Stored dataset items:
══════

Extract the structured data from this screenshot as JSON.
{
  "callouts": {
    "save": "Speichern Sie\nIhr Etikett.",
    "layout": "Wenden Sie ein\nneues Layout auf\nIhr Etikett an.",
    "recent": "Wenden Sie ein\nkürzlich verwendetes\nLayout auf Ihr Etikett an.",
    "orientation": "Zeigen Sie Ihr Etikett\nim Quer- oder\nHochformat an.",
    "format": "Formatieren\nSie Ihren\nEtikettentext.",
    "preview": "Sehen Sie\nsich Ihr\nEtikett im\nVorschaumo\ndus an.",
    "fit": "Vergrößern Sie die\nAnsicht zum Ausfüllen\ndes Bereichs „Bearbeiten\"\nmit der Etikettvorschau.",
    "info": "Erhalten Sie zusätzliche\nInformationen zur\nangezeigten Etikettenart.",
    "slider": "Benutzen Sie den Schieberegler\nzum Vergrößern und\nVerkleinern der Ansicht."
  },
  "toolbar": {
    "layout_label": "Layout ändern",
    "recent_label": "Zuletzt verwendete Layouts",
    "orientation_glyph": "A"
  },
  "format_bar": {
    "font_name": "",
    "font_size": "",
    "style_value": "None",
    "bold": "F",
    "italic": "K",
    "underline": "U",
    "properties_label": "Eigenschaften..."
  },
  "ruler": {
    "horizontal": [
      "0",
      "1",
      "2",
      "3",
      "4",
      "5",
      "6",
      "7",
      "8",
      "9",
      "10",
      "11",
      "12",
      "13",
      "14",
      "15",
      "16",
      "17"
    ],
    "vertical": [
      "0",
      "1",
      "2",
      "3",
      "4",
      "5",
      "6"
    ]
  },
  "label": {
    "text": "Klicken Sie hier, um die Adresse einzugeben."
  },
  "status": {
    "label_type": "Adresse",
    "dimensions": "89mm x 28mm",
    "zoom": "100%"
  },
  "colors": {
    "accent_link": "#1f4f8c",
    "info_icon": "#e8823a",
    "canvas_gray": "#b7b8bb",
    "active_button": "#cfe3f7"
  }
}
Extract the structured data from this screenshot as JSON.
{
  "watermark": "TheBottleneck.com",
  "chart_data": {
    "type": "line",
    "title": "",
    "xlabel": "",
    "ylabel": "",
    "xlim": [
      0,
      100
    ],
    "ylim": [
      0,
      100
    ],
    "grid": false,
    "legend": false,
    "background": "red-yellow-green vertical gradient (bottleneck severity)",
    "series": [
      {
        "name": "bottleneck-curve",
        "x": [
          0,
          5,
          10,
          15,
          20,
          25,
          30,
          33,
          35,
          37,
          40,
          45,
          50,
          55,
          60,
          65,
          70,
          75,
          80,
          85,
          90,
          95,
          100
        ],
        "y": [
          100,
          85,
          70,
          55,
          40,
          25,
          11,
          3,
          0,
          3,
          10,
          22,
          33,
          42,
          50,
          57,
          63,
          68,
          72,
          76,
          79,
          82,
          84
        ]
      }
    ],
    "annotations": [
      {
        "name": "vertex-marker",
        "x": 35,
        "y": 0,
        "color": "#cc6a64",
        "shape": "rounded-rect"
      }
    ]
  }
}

══════

### Exercise objective
Scan the material above for the string "nIhr" and return the lines that hold it.

### Complete answer
    "save": "Speichern Sie\nIhr Etikett.",
    "layout": "Wenden Sie ein\nneues Layout auf\nIhr Etikett an.",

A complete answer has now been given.